● DESCRIPTION OF THE TASK
Transcribe the whole listing below without changing a word, but leave out every image.

--- begin ---

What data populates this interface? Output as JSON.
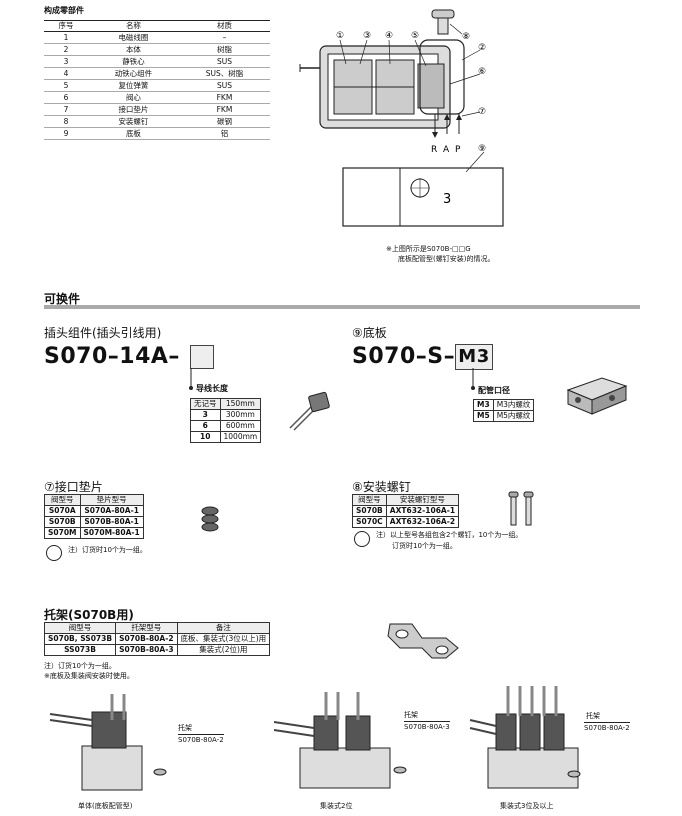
{
  "parts": {
    "title": "构成零部件",
    "headers": [
      "序号",
      "名称",
      "材质"
    ],
    "rows": [
      [
        "1",
        "电磁线圈",
        "–"
      ],
      [
        "2",
        "本体",
        "树脂"
      ],
      [
        "3",
        "静铁心",
        "SUS"
      ],
      [
        "4",
        "动铁心组件",
        "SUS、树脂"
      ],
      [
        "5",
        "复位弹簧",
        "SUS"
      ],
      [
        "6",
        "阀心",
        "FKM"
      ],
      [
        "7",
        "接口垫片",
        "FKM"
      ],
      [
        "8",
        "安装螺钉",
        "碳钢"
      ],
      [
        "9",
        "底板",
        "铝"
      ]
    ]
  },
  "diagram": {
    "callouts": [
      "①",
      "③",
      "④",
      "⑤",
      "⑧",
      "②",
      "⑥",
      "⑦",
      "⑨"
    ],
    "ports": [
      "R",
      "A",
      "P"
    ],
    "plate_number": "3",
    "note_line1": "※上图所示是S070B-□□G",
    "note_line2": "底板配管型(螺钉安装)的情况。"
  },
  "replaceable": {
    "title": "可换件"
  },
  "plug": {
    "title": "插头组件(插头引线用)",
    "model": "S070–14A–",
    "label": "导线长度",
    "headers": [
      "无记号",
      "150mm"
    ],
    "rows": [
      [
        "3",
        "300mm"
      ],
      [
        "6",
        "600mm"
      ],
      [
        "10",
        "1000mm"
      ]
    ]
  },
  "baseplate": {
    "title": "⑨底板",
    "model": "S070–S–",
    "model_code": "M3",
    "label": "配管口径",
    "rows": [
      [
        "M3",
        "M3内螺纹"
      ],
      [
        "M5",
        "M5内螺纹"
      ]
    ]
  },
  "gasket": {
    "title": "⑦接口垫片",
    "headers": [
      "阀型号",
      "垫片型号"
    ],
    "rows": [
      [
        "S070A",
        "S070A-80A-1"
      ],
      [
        "S070B",
        "S070B-80A-1"
      ],
      [
        "S070M",
        "S070M-80A-1"
      ]
    ],
    "note": "注）订货时10个为一组。"
  },
  "screw": {
    "title": "⑧安装螺钉",
    "headers": [
      "阀型号",
      "安装螺钉型号"
    ],
    "rows": [
      [
        "S070B",
        "AXT632-106A-1"
      ],
      [
        "S070C",
        "AXT632-106A-2"
      ]
    ],
    "note1": "注）以上型号各组包含2个螺钉，10个为一组。",
    "note2": "订货时10个为一组。"
  },
  "bracket": {
    "title": "托架(S070B用)",
    "headers": [
      "阀型号",
      "托架型号",
      "备注"
    ],
    "rows": [
      [
        "S070B, SS073B",
        "S070B-80A-2",
        "底板、集装式(3位以上)用"
      ],
      [
        "SS073B",
        "S070B-80A-3",
        "集装式(2位)用"
      ]
    ],
    "note1": "注）订货10个为一组。",
    "note2": "※底板及集装阀安装时使用。"
  },
  "illustrations": [
    {
      "callout_title": "托架",
      "callout_model": "S070B-80A-2",
      "caption": "单体(底板配管型)"
    },
    {
      "callout_title": "托架",
      "callout_model": "S070B-80A-3",
      "caption": "集装式2位"
    },
    {
      "callout_title": "托架",
      "callout_model": "S070B-80A-2",
      "caption": "集装式3位及以上"
    }
  ]
}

--- end ---

● RESPONSE TO THE EXERCISE
What data populates this interface? Output as JSON.
{
  "parts": {
    "title": "构成零部件",
    "headers": [
      "序号",
      "名称",
      "材质"
    ],
    "rows": [
      [
        "1",
        "电磁线圈",
        "–"
      ],
      [
        "2",
        "本体",
        "树脂"
      ],
      [
        "3",
        "静铁心",
        "SUS"
      ],
      [
        "4",
        "动铁心组件",
        "SUS、树脂"
      ],
      [
        "5",
        "复位弹簧",
        "SUS"
      ],
      [
        "6",
        "阀心",
        "FKM"
      ],
      [
        "7",
        "接口垫片",
        "FKM"
      ],
      [
        "8",
        "安装螺钉",
        "碳钢"
      ],
      [
        "9",
        "底板",
        "铝"
      ]
    ]
  },
  "diagram": {
    "callouts": [
      "①",
      "③",
      "④",
      "⑤",
      "⑧",
      "②",
      "⑥",
      "⑦",
      "⑨"
    ],
    "ports": [
      "R",
      "A",
      "P"
    ],
    "plate_number": "3",
    "note_line1": "※上图所示是S070B-□□G",
    "note_line2": "底板配管型(螺钉安装)的情况。"
  },
  "replaceable": {
    "title": "可换件"
  },
  "plug": {
    "title": "插头组件(插头引线用)",
    "model": "S070–14A–",
    "label": "导线长度",
    "headers": [
      "无记号",
      "150mm"
    ],
    "rows": [
      [
        "3",
        "300mm"
      ],
      [
        "6",
        "600mm"
      ],
      [
        "10",
        "1000mm"
      ]
    ]
  },
  "baseplate": {
    "title": "⑨底板",
    "model": "S070–S–",
    "model_code": "M3",
    "label": "配管口径",
    "rows": [
      [
        "M3",
        "M3内螺纹"
      ],
      [
        "M5",
        "M5内螺纹"
      ]
    ]
  },
  "gasket": {
    "title": "⑦接口垫片",
    "headers": [
      "阀型号",
      "垫片型号"
    ],
    "rows": [
      [
        "S070A",
        "S070A-80A-1"
      ],
      [
        "S070B",
        "S070B-80A-1"
      ],
      [
        "S070M",
        "S070M-80A-1"
      ]
    ],
    "note": "注）订货时10个为一组。"
  },
  "screw": {
    "title": "⑧安装螺钉",
    "headers": [
      "阀型号",
      "安装螺钉型号"
    ],
    "rows": [
      [
        "S070B",
        "AXT632-106A-1"
      ],
      [
        "S070C",
        "AXT632-106A-2"
      ]
    ],
    "note1": "注）以上型号各组包含2个螺钉，10个为一组。",
    "note2": "订货时10个为一组。"
  },
  "bracket": {
    "title": "托架(S070B用)",
    "headers": [
      "阀型号",
      "托架型号",
      "备注"
    ],
    "rows": [
      [
        "S070B, SS073B",
        "S070B-80A-2",
        "底板、集装式(3位以上)用"
      ],
      [
        "SS073B",
        "S070B-80A-3",
        "集装式(2位)用"
      ]
    ],
    "note1": "注）订货10个为一组。",
    "note2": "※底板及集装阀安装时使用。"
  },
  "illustrations": [
    {
      "callout_title": "托架",
      "callout_model": "S070B-80A-2",
      "caption": "单体(底板配管型)"
    },
    {
      "callout_title": "托架",
      "callout_model": "S070B-80A-3",
      "caption": "集装式2位"
    },
    {
      "callout_title": "托架",
      "callout_model": "S070B-80A-2",
      "caption": "集装式3位及以上"
    }
  ]
}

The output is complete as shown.